Structured figure records:
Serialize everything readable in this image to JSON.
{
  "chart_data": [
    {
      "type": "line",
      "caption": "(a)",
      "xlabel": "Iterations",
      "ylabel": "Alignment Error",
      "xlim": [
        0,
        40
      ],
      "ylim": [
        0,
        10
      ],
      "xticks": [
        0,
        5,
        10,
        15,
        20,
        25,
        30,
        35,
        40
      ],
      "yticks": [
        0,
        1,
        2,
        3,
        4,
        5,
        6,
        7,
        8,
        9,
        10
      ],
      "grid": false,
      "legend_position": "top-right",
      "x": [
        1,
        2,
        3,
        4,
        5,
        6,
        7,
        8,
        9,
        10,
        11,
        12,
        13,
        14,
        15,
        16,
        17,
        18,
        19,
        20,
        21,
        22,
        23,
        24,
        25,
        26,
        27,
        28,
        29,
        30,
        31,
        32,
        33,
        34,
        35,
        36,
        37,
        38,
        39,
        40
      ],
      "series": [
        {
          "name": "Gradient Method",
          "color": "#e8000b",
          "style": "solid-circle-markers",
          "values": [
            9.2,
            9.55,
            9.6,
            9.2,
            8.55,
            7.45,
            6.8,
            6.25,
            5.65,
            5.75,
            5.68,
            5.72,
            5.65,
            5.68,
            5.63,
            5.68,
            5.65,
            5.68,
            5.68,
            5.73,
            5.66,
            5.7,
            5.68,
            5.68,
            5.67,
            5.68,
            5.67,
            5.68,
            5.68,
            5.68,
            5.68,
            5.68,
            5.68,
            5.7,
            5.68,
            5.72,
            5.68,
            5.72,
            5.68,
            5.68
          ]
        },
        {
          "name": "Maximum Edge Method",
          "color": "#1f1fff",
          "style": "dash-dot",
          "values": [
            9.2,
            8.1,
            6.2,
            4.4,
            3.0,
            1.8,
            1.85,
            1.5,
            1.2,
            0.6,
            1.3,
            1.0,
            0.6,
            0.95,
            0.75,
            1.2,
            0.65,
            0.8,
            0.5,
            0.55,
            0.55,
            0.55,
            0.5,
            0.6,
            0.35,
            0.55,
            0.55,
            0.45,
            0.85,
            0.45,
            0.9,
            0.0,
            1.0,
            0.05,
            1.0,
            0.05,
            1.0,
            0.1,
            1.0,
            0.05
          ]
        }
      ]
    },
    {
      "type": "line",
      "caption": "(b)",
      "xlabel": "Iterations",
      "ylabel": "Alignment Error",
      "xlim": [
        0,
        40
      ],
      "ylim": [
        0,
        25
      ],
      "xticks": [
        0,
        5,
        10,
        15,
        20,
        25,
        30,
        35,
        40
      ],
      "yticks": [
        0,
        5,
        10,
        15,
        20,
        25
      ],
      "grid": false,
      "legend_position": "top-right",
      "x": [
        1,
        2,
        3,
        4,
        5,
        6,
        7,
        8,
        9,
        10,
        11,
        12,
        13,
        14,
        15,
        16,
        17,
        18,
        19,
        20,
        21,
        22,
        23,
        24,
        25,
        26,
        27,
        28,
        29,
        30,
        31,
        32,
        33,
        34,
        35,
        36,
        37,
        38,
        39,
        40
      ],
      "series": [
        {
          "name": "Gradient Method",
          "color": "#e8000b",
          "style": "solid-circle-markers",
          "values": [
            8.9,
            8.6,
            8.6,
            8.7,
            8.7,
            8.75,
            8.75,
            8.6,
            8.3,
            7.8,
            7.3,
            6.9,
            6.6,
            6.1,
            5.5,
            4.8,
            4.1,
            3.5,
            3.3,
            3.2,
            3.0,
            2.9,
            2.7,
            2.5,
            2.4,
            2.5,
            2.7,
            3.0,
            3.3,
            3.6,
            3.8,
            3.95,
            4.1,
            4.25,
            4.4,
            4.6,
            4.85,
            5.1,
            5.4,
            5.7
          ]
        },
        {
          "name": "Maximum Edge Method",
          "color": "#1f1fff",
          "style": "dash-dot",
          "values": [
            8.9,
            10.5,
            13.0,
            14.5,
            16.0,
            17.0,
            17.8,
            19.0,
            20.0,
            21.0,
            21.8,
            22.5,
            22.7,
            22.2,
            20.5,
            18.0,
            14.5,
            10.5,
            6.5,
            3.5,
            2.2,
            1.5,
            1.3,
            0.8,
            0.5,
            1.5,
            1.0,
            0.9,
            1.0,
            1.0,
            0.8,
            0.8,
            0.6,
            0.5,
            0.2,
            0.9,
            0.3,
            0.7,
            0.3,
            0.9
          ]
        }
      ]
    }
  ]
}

◆ **WRITTEN REQUEST**: Could you transcribe the records in full, exactly?

◆ **ANSWER TO THIS TASK**:
Serialize everything readable in this image to JSON.
{
  "chart_data": [
    {
      "type": "line",
      "caption": "(a)",
      "xlabel": "Iterations",
      "ylabel": "Alignment Error",
      "xlim": [
        0,
        40
      ],
      "ylim": [
        0,
        10
      ],
      "xticks": [
        0,
        5,
        10,
        15,
        20,
        25,
        30,
        35,
        40
      ],
      "yticks": [
        0,
        1,
        2,
        3,
        4,
        5,
        6,
        7,
        8,
        9,
        10
      ],
      "grid": false,
      "legend_position": "top-right",
      "x": [
        1,
        2,
        3,
        4,
        5,
        6,
        7,
        8,
        9,
        10,
        11,
        12,
        13,
        14,
        15,
        16,
        17,
        18,
        19,
        20,
        21,
        22,
        23,
        24,
        25,
        26,
        27,
        28,
        29,
        30,
        31,
        32,
        33,
        34,
        35,
        36,
        37,
        38,
        39,
        40
      ],
      "series": [
        {
          "name": "Gradient Method",
          "color": "#e8000b",
          "style": "solid-circle-markers",
          "values": [
            9.2,
            9.55,
            9.6,
            9.2,
            8.55,
            7.45,
            6.8,
            6.25,
            5.65,
            5.75,
            5.68,
            5.72,
            5.65,
            5.68,
            5.63,
            5.68,
            5.65,
            5.68,
            5.68,
            5.73,
            5.66,
            5.7,
            5.68,
            5.68,
            5.67,
            5.68,
            5.67,
            5.68,
            5.68,
            5.68,
            5.68,
            5.68,
            5.68,
            5.7,
            5.68,
            5.72,
            5.68,
            5.72,
            5.68,
            5.68
          ]
        },
        {
          "name": "Maximum Edge Method",
          "color": "#1f1fff",
          "style": "dash-dot",
          "values": [
            9.2,
            8.1,
            6.2,
            4.4,
            3.0,
            1.8,
            1.85,
            1.5,
            1.2,
            0.6,
            1.3,
            1.0,
            0.6,
            0.95,
            0.75,
            1.2,
            0.65,
            0.8,
            0.5,
            0.55,
            0.55,
            0.55,
            0.5,
            0.6,
            0.35,
            0.55,
            0.55,
            0.45,
            0.85,
            0.45,
            0.9,
            0.0,
            1.0,
            0.05,
            1.0,
            0.05,
            1.0,
            0.1,
            1.0,
            0.05
          ]
        }
      ]
    },
    {
      "type": "line",
      "caption": "(b)",
      "xlabel": "Iterations",
      "ylabel": "Alignment Error",
      "xlim": [
        0,
        40
      ],
      "ylim": [
        0,
        25
      ],
      "xticks": [
        0,
        5,
        10,
        15,
        20,
        25,
        30,
        35,
        40
      ],
      "yticks": [
        0,
        5,
        10,
        15,
        20,
        25
      ],
      "grid": false,
      "legend_position": "top-right",
      "x": [
        1,
        2,
        3,
        4,
        5,
        6,
        7,
        8,
        9,
        10,
        11,
        12,
        13,
        14,
        15,
        16,
        17,
        18,
        19,
        20,
        21,
        22,
        23,
        24,
        25,
        26,
        27,
        28,
        29,
        30,
        31,
        32,
        33,
        34,
        35,
        36,
        37,
        38,
        39,
        40
      ],
      "series": [
        {
          "name": "Gradient Method",
          "color": "#e8000b",
          "style": "solid-circle-markers",
          "values": [
            8.9,
            8.6,
            8.6,
            8.7,
            8.7,
            8.75,
            8.75,
            8.6,
            8.3,
            7.8,
            7.3,
            6.9,
            6.6,
            6.1,
            5.5,
            4.8,
            4.1,
            3.5,
            3.3,
            3.2,
            3.0,
            2.9,
            2.7,
            2.5,
            2.4,
            2.5,
            2.7,
            3.0,
            3.3,
            3.6,
            3.8,
            3.95,
            4.1,
            4.25,
            4.4,
            4.6,
            4.85,
            5.1,
            5.4,
            5.7
          ]
        },
        {
          "name": "Maximum Edge Method",
          "color": "#1f1fff",
          "style": "dash-dot",
          "values": [
            8.9,
            10.5,
            13.0,
            14.5,
            16.0,
            17.0,
            17.8,
            19.0,
            20.0,
            21.0,
            21.8,
            22.5,
            22.7,
            22.2,
            20.5,
            18.0,
            14.5,
            10.5,
            6.5,
            3.5,
            2.2,
            1.5,
            1.3,
            0.8,
            0.5,
            1.5,
            1.0,
            0.9,
            1.0,
            1.0,
            0.8,
            0.8,
            0.6,
            0.5,
            0.2,
            0.9,
            0.3,
            0.7,
            0.3,
            0.9
          ]
        }
      ]
    }
  ]
}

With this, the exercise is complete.